__Task statement__
Turn each line of the listing below into a row of a Markdown table with two columns, "Row" for the line's number and "Entry" for the line itself. Skip any blank lines.

__Recorded information__
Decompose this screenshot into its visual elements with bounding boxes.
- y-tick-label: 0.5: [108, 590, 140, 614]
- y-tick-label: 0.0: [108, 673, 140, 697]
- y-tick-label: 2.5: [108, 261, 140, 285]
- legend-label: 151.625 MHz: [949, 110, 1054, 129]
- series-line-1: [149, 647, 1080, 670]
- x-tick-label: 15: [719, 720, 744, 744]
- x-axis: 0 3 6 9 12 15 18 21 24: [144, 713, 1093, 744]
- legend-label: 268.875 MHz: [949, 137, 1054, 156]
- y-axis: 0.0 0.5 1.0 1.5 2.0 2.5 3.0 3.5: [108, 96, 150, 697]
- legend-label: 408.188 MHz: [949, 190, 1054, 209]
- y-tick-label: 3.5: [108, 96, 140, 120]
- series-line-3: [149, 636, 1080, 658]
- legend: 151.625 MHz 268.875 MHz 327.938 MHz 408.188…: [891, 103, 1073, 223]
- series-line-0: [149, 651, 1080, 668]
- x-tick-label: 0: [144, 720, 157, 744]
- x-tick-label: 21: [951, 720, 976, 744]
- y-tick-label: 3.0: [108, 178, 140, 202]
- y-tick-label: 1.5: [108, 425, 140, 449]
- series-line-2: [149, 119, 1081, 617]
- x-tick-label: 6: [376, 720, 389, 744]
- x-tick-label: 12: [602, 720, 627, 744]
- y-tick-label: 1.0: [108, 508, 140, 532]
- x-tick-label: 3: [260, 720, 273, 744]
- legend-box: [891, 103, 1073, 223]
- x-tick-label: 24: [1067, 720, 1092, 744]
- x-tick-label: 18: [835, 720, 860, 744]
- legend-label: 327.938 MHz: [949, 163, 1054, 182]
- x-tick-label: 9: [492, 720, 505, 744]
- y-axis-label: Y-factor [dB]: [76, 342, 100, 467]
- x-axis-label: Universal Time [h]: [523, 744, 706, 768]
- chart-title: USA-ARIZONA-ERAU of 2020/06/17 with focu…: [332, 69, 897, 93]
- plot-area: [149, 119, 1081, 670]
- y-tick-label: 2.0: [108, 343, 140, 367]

__The completed task__
| Row | Entry |
|---|---|
| 1 | Decompose this screenshot into its visual elements with bounding boxes. |
| 2 | - y-tick-label: 0.5: [108, 590, 140, 614] |
| 3 | - y-tick-label: 0.0: [108, 673, 140, 697] |
| 4 | - y-tick-label: 2.5: [108, 261, 140, 285] |
| 5 | - legend-label: 151.625 MHz: [949, 110, 1054, 129] |
| 6 | - series-line-1: [149, 647, 1080, 670] |
| 7 | - x-tick-label: 15: [719, 720, 744, 744] |
| 8 | - x-axis: 0 3 6 9 12 15 18 21 24: [144, 713, 1093, 744] |
| 9 | - legend-label: 268.875 MHz: [949, 137, 1054, 156] |
| 10 | - y-axis: 0.0 0.5 1.0 1.5 2.0 2.5 3.0 3.5: [108, 96, 150, 697] |
| 11 | - legend-label: 408.188 MHz: [949, 190, 1054, 209] |
| 12 | - y-tick-label: 3.5: [108, 96, 140, 120] |
| 13 | - series-line-3: [149, 636, 1080, 658] |
| 14 | - legend: 151.625 MHz 268.875 MHz 327.938 MHz 408.188…: [891, 103, 1073, 223] |
| 15 | - series-line-0: [149, 651, 1080, 668] |
| 16 | - x-tick-label: 0: [144, 720, 157, 744] |
| 17 | - x-tick-label: 21: [951, 720, 976, 744] |
| 18 | - y-tick-label: 3.0: [108, 178, 140, 202] |
| 19 | - y-tick-label: 1.5: [108, 425, 140, 449] |
| 20 | - series-line-2: [149, 119, 1081, 617] |
| 21 | - x-tick-label: 6: [376, 720, 389, 744] |
| 22 | - x-tick-label: 12: [602, 720, 627, 744] |
| 23 | - y-tick-label: 1.0: [108, 508, 140, 532] |
| 24 | - x-tick-label: 3: [260, 720, 273, 744] |
| 25 | - legend-box: [891, 103, 1073, 223] |
| 26 | - x-tick-label: 24: [1067, 720, 1092, 744] |
| 27 | - x-tick-label: 18: [835, 720, 860, 744] |
| 28 | - legend-label: 327.938 MHz: [949, 163, 1054, 182] |
| 29 | - x-tick-label: 9: [492, 720, 505, 744] |
| 30 | - y-axis-label: Y-factor [dB]: [76, 342, 100, 467] |
| 31 | - x-axis-label: Universal Time [h]: [523, 744, 706, 768] |
| 32 | - chart-title: USA-ARIZONA-ERAU of 2020/06/17 with focu…: [332, 69, 897, 93] |
| 33 | - plot-area: [149, 119, 1081, 670] |
| 34 | - y-tick-label: 2.0: [108, 343, 140, 367] |